#### [PROBLEM TO WORK ON]
Wherever a picture appears, leave it out; set down everything else in the records exactly.

[[ ENTRIES PROVIDED open ]]

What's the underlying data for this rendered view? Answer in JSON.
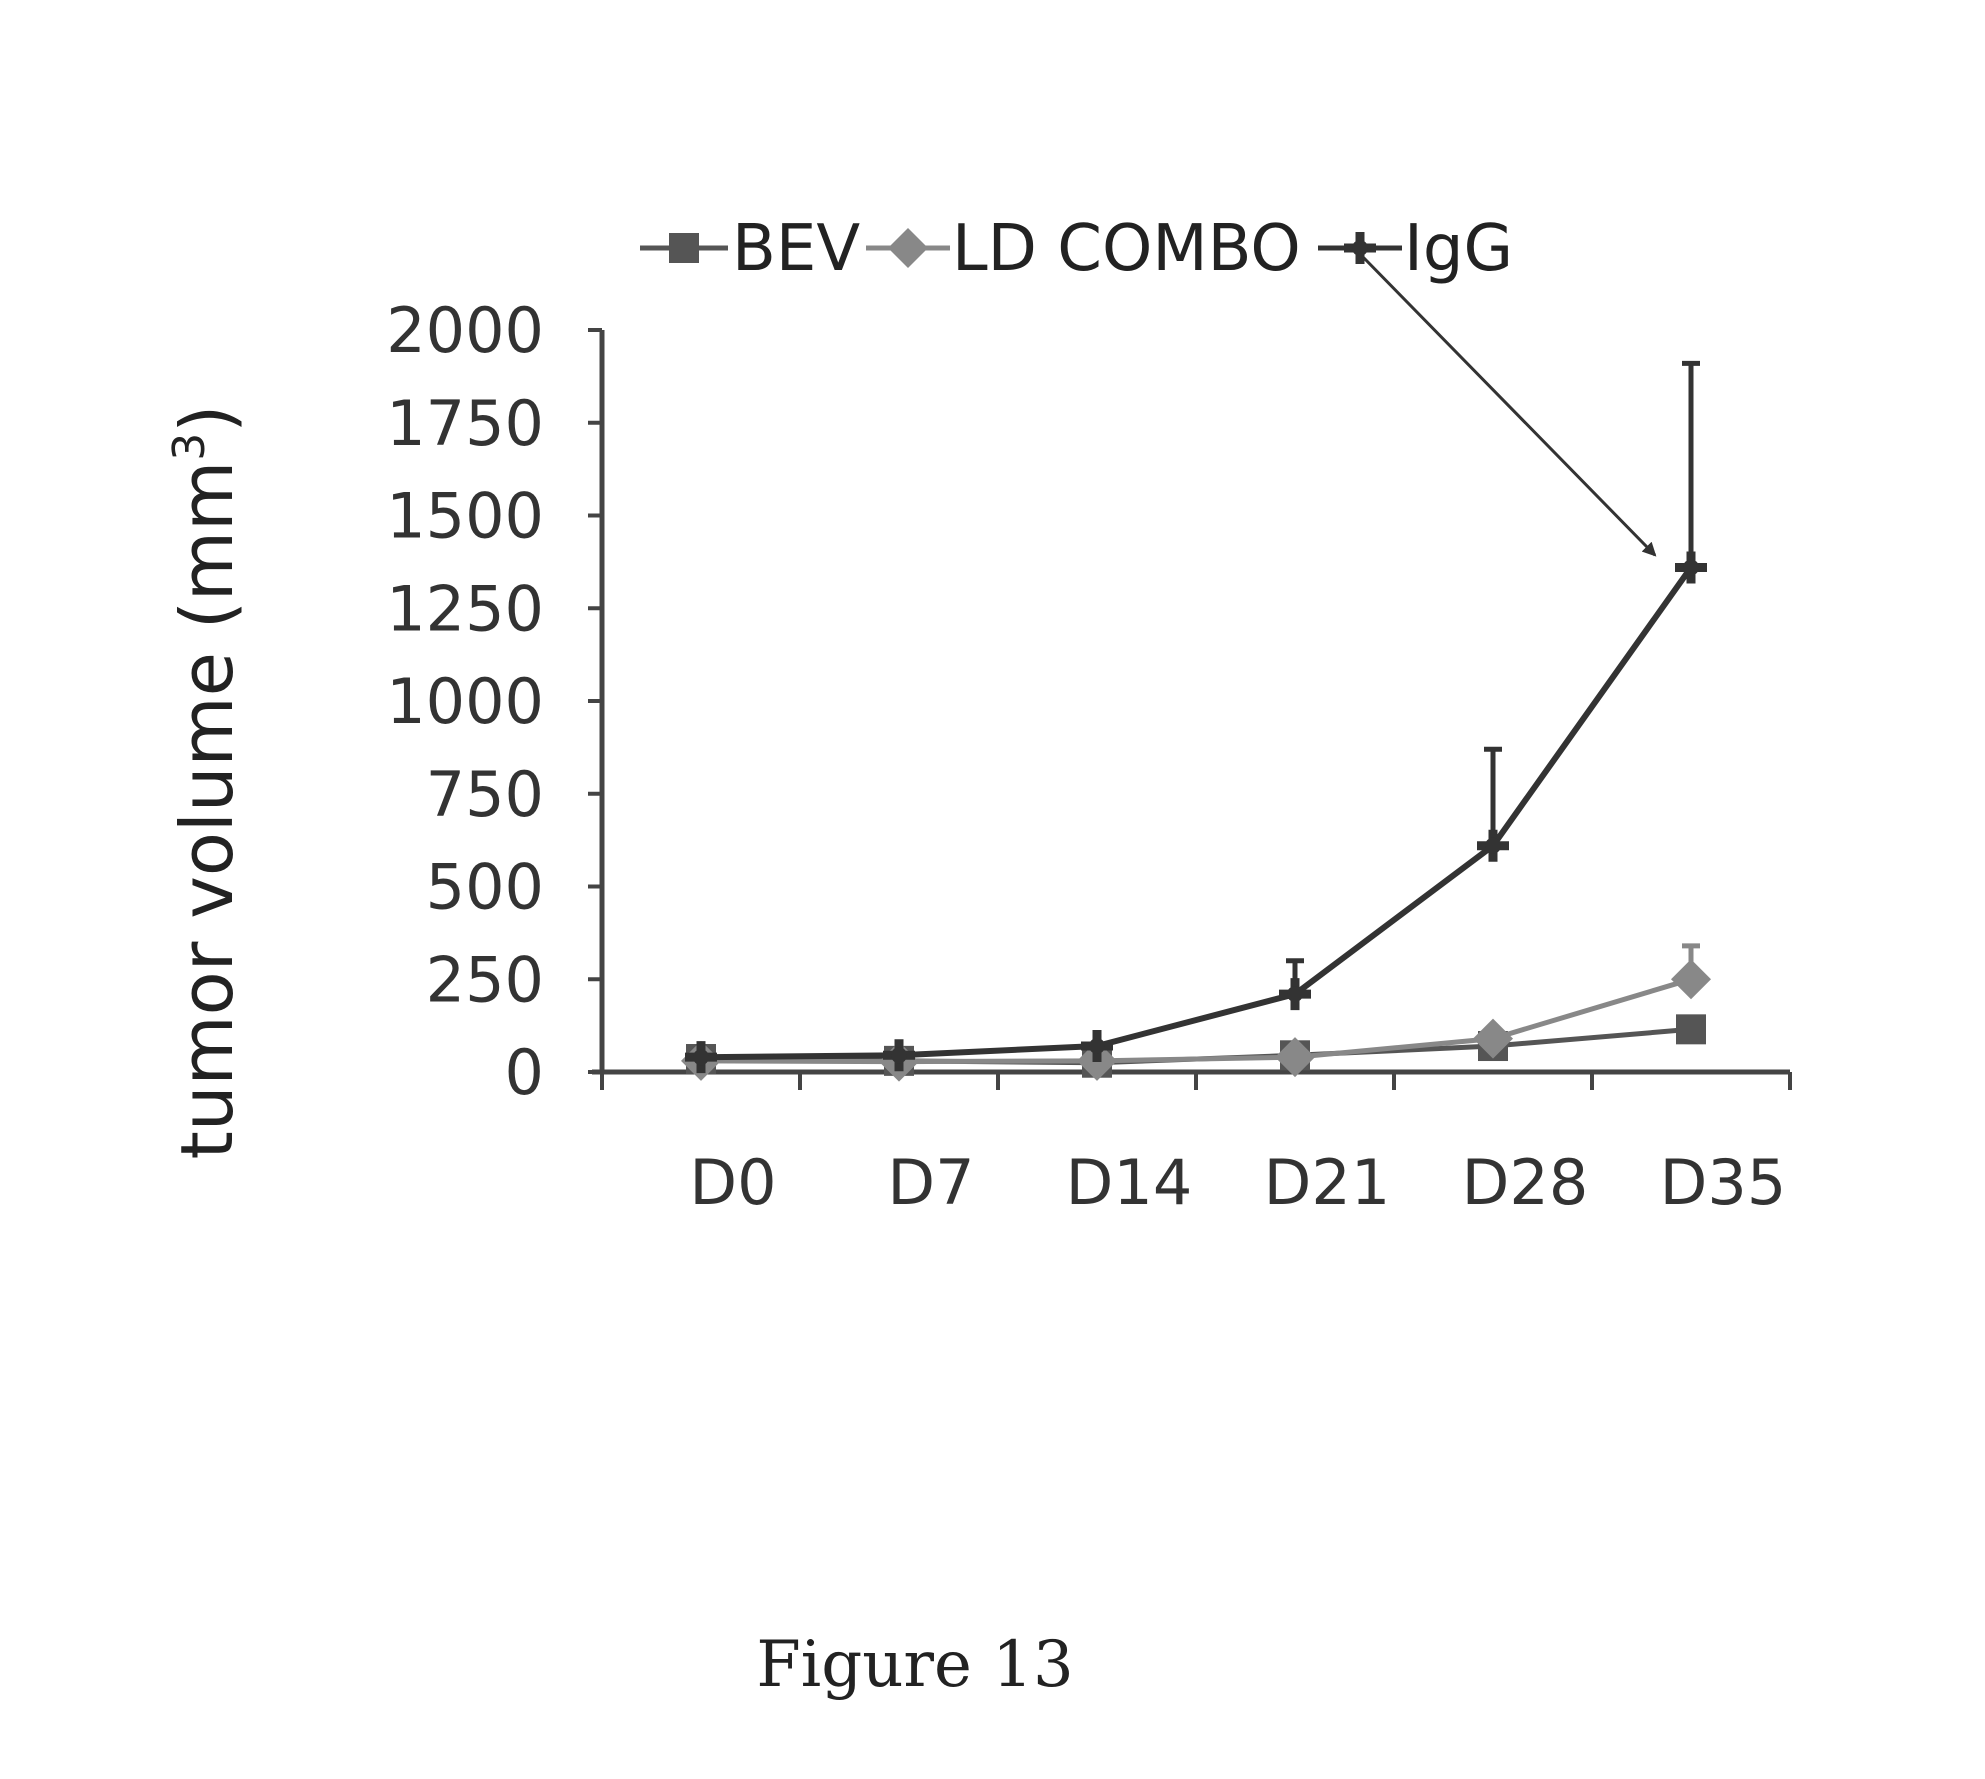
{
  "figure_caption": "Figure 13",
  "chart_data": {
    "type": "line",
    "title": "",
    "xlabel": "",
    "ylabel": "tumor volume (mm",
    "ylabel_superscript": "3",
    "ylabel_close": ")",
    "categories": [
      "D0",
      "D7",
      "D14",
      "D21",
      "D28",
      "D35"
    ],
    "ylim": [
      0,
      2000
    ],
    "yticks": [
      0,
      250,
      500,
      750,
      1000,
      1250,
      1500,
      1750,
      2000
    ],
    "ytick_labels": [
      "0",
      "250",
      "500",
      "750",
      "1000",
      "1250",
      "1500",
      "1750",
      "2000"
    ],
    "grid": false,
    "legend_position": "top",
    "series": [
      {
        "name": "BEV",
        "marker": "square",
        "color": "#555555",
        "values": [
          35,
          30,
          25,
          45,
          70,
          115
        ],
        "errors": [
          0,
          0,
          0,
          0,
          0,
          0
        ]
      },
      {
        "name": "LD COMBO",
        "marker": "diamond",
        "color": "#888888",
        "values": [
          30,
          28,
          30,
          40,
          90,
          250
        ],
        "errors": [
          0,
          0,
          0,
          0,
          0,
          90
        ]
      },
      {
        "name": "IgG",
        "marker": "cross",
        "color": "#333333",
        "values": [
          40,
          45,
          70,
          210,
          610,
          1360
        ],
        "errors": [
          0,
          0,
          0,
          90,
          260,
          550
        ]
      }
    ],
    "annotations": [
      {
        "type": "arrow",
        "from_legend": "IgG",
        "to": {
          "category": "D35",
          "value": 1420
        }
      }
    ]
  }
}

[[ ENTRIES PROVIDED closed ]]

#### [PROBLEM SOLUTION]
What's the underlying data for this rendered view? Answer in JSON.
{
  "figure_caption": "Figure 13",
  "chart_data": {
    "type": "line",
    "title": "",
    "xlabel": "",
    "ylabel": "tumor volume (mm",
    "ylabel_superscript": "3",
    "ylabel_close": ")",
    "categories": [
      "D0",
      "D7",
      "D14",
      "D21",
      "D28",
      "D35"
    ],
    "ylim": [
      0,
      2000
    ],
    "yticks": [
      0,
      250,
      500,
      750,
      1000,
      1250,
      1500,
      1750,
      2000
    ],
    "ytick_labels": [
      "0",
      "250",
      "500",
      "750",
      "1000",
      "1250",
      "1500",
      "1750",
      "2000"
    ],
    "grid": false,
    "legend_position": "top",
    "series": [
      {
        "name": "BEV",
        "marker": "square",
        "color": "#555555",
        "values": [
          35,
          30,
          25,
          45,
          70,
          115
        ],
        "errors": [
          0,
          0,
          0,
          0,
          0,
          0
        ]
      },
      {
        "name": "LD COMBO",
        "marker": "diamond",
        "color": "#888888",
        "values": [
          30,
          28,
          30,
          40,
          90,
          250
        ],
        "errors": [
          0,
          0,
          0,
          0,
          0,
          90
        ]
      },
      {
        "name": "IgG",
        "marker": "cross",
        "color": "#333333",
        "values": [
          40,
          45,
          70,
          210,
          610,
          1360
        ],
        "errors": [
          0,
          0,
          0,
          90,
          260,
          550
        ]
      }
    ],
    "annotations": [
      {
        "type": "arrow",
        "from_legend": "IgG",
        "to": {
          "category": "D35",
          "value": 1420
        }
      }
    ]
  }
}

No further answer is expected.